WRITTEN PROBLEM – Using the entries that follow, count the lines containing the word "Detector" and give that number by itself.

DATASET EXTRACT –
########
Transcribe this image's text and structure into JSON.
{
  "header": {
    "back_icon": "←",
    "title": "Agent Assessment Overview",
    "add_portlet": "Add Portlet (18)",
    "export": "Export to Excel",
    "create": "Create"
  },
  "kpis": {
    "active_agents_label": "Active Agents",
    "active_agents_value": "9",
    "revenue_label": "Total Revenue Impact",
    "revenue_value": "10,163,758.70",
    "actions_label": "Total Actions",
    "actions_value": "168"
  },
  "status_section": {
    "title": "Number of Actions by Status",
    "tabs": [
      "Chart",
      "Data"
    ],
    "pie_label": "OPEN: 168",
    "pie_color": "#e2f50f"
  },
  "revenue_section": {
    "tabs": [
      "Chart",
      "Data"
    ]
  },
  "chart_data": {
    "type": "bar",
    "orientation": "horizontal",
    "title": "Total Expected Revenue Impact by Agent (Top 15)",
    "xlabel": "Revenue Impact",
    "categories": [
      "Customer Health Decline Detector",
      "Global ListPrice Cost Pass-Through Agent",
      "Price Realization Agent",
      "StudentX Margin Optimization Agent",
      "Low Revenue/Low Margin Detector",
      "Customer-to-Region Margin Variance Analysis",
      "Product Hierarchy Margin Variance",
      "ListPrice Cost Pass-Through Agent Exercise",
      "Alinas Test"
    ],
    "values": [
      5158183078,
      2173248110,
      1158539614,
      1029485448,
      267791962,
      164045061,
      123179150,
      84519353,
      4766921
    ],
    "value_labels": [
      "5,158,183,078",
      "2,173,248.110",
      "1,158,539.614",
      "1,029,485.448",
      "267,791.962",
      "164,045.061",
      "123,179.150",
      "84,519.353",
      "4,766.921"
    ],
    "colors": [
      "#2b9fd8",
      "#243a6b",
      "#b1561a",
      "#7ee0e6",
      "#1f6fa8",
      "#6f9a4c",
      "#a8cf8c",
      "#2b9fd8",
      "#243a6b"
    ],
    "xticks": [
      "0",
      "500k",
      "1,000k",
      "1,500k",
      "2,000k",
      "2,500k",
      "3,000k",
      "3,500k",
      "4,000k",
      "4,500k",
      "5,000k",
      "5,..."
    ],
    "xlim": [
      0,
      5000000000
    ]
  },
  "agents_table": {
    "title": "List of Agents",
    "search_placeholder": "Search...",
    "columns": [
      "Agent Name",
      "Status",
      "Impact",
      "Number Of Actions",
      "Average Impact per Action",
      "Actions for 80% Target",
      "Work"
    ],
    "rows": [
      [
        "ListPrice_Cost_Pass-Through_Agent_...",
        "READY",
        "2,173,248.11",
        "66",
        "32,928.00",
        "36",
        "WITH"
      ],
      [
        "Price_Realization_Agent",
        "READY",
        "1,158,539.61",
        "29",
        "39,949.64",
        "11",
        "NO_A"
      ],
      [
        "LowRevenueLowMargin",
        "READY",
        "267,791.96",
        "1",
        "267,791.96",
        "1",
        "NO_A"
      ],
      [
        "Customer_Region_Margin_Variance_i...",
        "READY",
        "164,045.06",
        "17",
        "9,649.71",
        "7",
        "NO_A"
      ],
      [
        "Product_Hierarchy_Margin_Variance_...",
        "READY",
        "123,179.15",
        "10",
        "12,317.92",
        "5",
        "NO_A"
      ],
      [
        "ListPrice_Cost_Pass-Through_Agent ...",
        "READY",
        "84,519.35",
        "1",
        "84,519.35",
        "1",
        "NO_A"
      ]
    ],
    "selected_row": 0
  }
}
########
COMPLETE OUTPUT – 2